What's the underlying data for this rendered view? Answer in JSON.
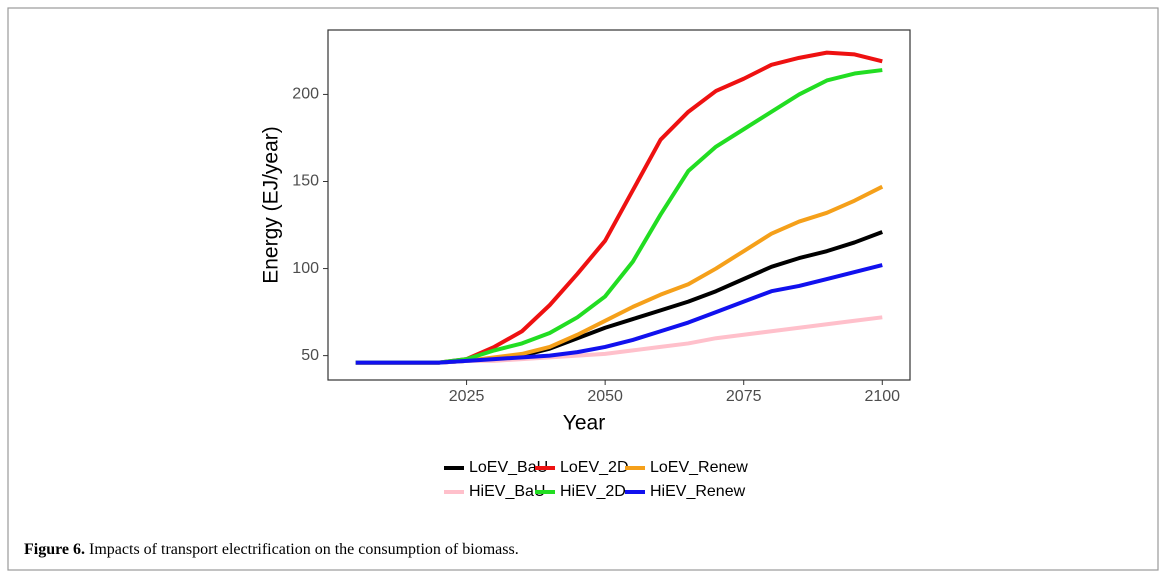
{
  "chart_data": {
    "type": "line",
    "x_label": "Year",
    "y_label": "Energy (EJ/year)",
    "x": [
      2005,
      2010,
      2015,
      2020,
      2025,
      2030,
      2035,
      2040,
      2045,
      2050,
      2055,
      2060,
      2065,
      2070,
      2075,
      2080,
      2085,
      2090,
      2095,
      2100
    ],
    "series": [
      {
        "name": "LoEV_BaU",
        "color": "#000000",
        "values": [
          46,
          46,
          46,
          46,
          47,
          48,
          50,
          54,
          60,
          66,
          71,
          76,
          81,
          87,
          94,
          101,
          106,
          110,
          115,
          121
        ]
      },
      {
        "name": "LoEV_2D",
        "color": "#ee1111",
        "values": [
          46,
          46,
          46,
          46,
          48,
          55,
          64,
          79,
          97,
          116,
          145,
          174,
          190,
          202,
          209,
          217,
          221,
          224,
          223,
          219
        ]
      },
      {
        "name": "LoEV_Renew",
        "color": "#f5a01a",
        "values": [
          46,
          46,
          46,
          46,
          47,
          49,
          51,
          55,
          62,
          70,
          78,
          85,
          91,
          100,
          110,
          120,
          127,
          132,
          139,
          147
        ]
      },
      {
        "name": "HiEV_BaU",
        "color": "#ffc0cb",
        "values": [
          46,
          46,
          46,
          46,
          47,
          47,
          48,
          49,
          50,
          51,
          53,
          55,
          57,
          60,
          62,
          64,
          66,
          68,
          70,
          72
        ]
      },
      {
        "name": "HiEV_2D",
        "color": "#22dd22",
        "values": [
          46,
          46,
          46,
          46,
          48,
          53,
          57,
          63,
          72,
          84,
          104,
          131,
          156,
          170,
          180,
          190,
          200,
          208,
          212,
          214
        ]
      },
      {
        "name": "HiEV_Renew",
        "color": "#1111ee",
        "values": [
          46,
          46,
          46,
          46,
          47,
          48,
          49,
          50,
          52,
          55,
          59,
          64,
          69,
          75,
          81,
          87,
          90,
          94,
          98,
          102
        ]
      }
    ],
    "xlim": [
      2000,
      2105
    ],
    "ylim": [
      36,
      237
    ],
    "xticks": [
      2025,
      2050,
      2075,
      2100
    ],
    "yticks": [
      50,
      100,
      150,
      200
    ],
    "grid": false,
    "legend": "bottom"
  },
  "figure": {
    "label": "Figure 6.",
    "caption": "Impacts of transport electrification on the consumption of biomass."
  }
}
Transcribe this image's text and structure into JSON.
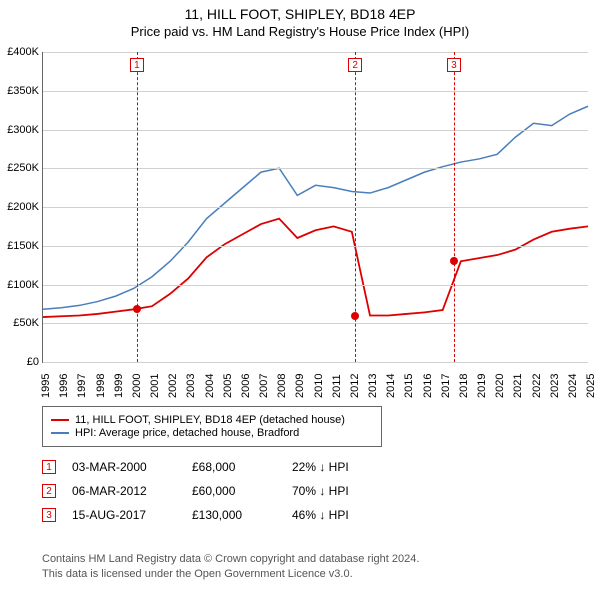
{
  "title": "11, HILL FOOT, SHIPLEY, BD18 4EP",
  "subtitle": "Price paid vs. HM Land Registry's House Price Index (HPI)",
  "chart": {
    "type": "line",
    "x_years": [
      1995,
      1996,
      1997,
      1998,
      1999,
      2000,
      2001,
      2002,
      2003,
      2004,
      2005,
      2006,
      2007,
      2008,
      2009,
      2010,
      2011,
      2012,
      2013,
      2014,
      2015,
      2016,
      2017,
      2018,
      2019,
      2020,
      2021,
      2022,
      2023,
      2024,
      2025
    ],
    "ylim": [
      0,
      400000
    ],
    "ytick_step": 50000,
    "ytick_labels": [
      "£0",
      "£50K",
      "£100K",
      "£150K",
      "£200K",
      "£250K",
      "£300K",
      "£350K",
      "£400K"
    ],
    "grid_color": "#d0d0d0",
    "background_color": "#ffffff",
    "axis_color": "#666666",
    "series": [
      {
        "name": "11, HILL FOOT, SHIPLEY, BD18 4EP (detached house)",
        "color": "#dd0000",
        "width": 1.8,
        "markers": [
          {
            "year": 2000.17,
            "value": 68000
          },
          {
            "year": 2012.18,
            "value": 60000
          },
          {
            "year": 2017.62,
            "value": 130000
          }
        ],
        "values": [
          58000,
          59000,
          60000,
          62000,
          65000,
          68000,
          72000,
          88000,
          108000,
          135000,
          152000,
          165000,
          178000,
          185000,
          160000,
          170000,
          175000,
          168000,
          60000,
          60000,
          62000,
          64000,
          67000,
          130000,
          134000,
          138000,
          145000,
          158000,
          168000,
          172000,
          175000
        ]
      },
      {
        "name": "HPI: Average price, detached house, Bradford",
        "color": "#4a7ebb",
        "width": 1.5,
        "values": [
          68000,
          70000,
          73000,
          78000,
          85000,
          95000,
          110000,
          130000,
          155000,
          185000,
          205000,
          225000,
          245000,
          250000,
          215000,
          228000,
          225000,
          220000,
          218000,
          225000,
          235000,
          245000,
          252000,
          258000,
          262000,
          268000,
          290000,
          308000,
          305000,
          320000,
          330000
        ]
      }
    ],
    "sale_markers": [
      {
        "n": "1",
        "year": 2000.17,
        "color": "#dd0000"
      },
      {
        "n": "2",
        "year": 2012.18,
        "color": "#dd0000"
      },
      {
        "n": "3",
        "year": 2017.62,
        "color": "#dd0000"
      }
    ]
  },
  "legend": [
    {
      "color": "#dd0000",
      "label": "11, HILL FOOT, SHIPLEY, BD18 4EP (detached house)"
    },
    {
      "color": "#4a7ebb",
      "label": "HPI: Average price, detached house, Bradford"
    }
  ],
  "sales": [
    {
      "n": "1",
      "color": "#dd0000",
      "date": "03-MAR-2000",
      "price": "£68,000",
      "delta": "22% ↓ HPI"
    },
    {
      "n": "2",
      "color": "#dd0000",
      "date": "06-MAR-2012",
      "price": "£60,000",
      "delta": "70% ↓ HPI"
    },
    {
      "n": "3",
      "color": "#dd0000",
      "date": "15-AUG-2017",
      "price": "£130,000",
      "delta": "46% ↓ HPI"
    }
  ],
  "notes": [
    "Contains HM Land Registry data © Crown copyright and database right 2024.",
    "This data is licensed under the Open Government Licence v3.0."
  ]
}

____________________

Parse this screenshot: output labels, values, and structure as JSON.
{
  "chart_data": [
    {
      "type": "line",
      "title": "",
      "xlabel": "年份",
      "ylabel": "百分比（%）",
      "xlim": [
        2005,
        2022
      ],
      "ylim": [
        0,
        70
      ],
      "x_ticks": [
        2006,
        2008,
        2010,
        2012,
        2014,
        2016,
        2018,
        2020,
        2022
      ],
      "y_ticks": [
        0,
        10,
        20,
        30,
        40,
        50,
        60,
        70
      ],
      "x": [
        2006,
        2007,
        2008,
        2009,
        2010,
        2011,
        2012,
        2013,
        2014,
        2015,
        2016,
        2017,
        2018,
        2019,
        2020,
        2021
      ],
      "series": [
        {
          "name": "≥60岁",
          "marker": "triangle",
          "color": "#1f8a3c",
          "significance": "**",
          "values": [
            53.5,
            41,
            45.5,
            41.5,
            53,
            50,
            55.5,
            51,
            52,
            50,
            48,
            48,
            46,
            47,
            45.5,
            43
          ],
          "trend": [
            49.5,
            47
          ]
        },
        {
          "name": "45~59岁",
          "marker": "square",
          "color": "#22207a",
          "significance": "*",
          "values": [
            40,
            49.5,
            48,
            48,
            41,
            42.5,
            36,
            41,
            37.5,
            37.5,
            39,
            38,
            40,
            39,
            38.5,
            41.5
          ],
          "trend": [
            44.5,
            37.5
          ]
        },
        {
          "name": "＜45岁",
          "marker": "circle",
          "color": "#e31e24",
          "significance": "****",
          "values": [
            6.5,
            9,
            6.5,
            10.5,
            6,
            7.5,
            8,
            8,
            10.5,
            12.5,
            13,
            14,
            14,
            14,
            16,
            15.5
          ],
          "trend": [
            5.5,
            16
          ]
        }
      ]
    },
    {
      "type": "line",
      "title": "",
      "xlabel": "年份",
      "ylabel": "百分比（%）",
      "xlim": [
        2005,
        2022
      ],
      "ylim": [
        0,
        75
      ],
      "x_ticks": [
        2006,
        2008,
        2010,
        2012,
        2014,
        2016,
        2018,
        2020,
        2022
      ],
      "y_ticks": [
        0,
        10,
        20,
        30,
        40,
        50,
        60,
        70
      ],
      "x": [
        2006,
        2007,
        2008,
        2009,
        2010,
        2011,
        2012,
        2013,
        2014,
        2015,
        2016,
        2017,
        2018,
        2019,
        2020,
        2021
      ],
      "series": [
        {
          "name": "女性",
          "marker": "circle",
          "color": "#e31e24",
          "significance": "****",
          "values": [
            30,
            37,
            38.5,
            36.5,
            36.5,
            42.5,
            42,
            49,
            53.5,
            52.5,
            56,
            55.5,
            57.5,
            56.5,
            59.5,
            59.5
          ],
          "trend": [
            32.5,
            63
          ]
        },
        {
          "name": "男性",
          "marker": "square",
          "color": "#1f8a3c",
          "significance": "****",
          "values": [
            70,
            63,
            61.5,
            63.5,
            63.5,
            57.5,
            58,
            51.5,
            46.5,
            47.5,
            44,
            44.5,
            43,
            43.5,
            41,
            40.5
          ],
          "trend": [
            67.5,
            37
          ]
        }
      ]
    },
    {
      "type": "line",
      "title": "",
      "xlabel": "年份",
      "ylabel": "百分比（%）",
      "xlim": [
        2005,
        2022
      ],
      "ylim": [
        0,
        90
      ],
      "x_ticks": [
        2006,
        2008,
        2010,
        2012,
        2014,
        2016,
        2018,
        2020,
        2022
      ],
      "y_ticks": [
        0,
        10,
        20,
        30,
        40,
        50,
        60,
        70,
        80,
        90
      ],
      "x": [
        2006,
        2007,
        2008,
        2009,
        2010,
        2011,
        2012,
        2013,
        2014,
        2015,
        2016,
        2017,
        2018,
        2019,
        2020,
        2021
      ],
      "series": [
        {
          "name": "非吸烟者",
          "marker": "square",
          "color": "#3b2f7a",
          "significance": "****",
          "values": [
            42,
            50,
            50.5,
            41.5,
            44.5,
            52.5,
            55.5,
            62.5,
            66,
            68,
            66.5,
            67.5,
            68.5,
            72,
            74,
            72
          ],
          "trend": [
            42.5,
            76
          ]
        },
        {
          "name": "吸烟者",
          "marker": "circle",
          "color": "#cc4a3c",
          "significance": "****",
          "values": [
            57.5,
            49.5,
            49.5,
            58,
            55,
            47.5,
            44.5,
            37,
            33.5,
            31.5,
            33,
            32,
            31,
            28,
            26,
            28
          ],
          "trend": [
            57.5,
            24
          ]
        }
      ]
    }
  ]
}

____________________

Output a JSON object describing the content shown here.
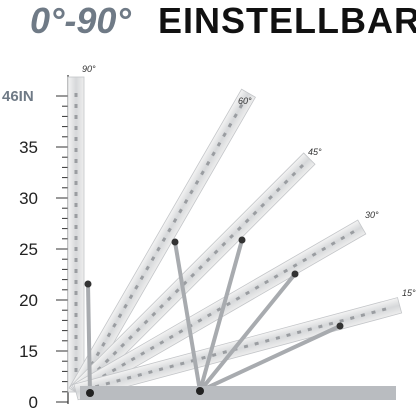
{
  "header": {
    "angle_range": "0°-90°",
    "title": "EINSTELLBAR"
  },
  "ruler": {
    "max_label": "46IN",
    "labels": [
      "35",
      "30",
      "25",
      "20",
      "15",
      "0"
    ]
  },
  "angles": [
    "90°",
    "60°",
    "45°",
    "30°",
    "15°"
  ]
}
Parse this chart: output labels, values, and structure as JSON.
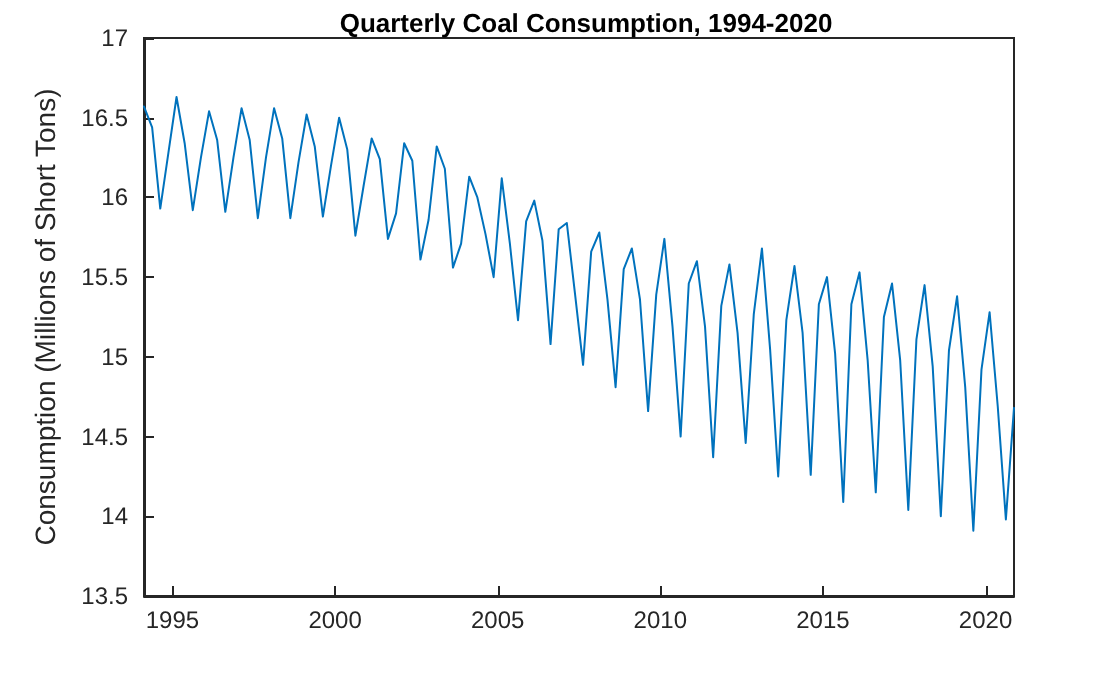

____________________

• **TASK TO COMPLETE**:
Set down nothing but the lines from the one holding "Output a JSON" through the one holding "Parse this chart: output", both included, exactly as they appear; any picture is left out.

• **FINAL RESULT**:
Output a JSON object describing the content shown here.
{
  "header": {
    "angle_range": "0°-90°",
    "title": "EINSTELLBAR"
  },
  "ruler": {
    "max_label": "46IN",
    "labels": [
      "35",
      "30",
      "25",
      "20",
      "15",
      "0"
    ]
  },
  "angles": [
    "90°",
    "60°",
    "45°",
    "30°",
    "15°"
  ]
}
Parse this chart: output labels, values, and structure as JSON.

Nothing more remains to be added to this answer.